[Recorded data]
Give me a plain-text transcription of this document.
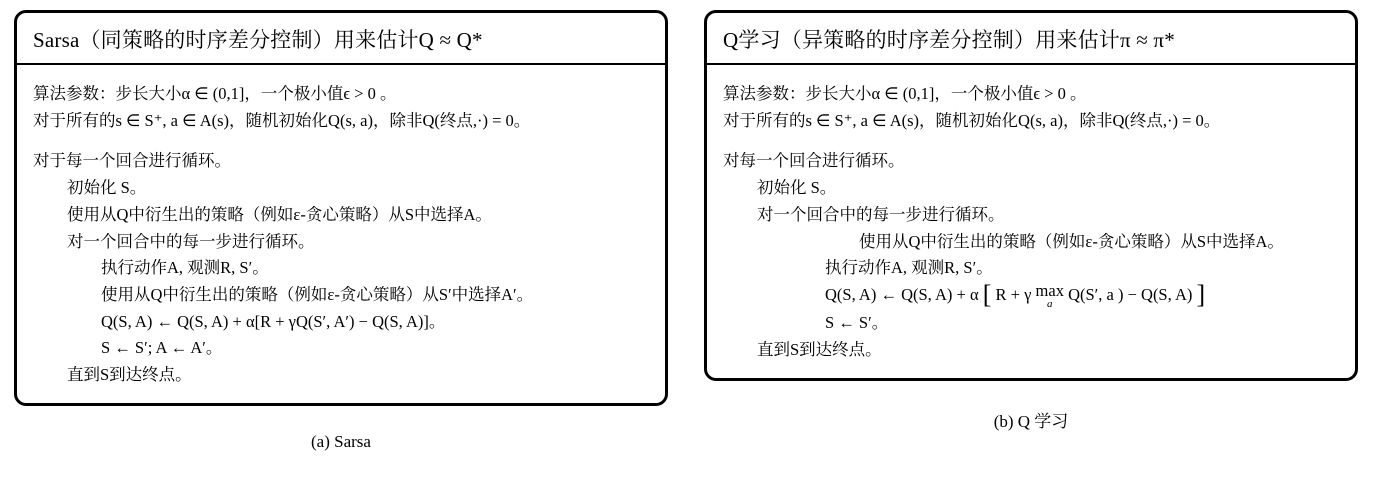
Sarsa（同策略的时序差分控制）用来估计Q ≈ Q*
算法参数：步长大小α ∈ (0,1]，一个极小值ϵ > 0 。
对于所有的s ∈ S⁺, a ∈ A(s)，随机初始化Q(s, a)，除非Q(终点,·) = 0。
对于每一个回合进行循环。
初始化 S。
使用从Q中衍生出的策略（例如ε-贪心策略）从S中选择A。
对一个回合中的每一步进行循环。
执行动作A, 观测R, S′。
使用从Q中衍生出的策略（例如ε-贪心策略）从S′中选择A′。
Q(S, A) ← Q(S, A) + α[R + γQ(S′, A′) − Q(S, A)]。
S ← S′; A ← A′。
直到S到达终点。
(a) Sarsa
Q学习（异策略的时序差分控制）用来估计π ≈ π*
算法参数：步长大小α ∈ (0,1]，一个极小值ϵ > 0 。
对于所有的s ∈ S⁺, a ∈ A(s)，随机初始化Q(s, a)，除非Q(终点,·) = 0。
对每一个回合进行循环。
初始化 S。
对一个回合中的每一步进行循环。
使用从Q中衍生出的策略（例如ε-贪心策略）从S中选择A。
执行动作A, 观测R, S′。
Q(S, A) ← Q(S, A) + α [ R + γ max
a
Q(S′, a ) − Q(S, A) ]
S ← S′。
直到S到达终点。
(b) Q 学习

→ **What is asked**: Repeat the records word for word. Any picture in them should be left out.

→ **The response**:
Give me a plain-text transcription of this document.
Sarsa（同策略的时序差分控制）用来估计Q ≈ Q*
算法参数：步长大小α ∈ (0,1]，一个极小值ϵ > 0 。
对于所有的s ∈ S⁺, a ∈ A(s)，随机初始化Q(s, a)，除非Q(终点,·) = 0。
对于每一个回合进行循环。
初始化 S。
使用从Q中衍生出的策略（例如ε-贪心策略）从S中选择A。
对一个回合中的每一步进行循环。
执行动作A, 观测R, S′。
使用从Q中衍生出的策略（例如ε-贪心策略）从S′中选择A′。
Q(S, A) ← Q(S, A) + α[R + γQ(S′, A′) − Q(S, A)]。
S ← S′; A ← A′。
直到S到达终点。
(a) Sarsa
Q学习（异策略的时序差分控制）用来估计π ≈ π*
算法参数：步长大小α ∈ (0,1]，一个极小值ϵ > 0 。
对于所有的s ∈ S⁺, a ∈ A(s)，随机初始化Q(s, a)，除非Q(终点,·) = 0。
对每一个回合进行循环。
初始化 S。
对一个回合中的每一步进行循环。
使用从Q中衍生出的策略（例如ε-贪心策略）从S中选择A。
执行动作A, 观测R, S′。
Q(S, A) ← Q(S, A) + α [ R + γ max
a
Q(S′, a ) − Q(S, A) ]
S ← S′。
直到S到达终点。
(b) Q 学习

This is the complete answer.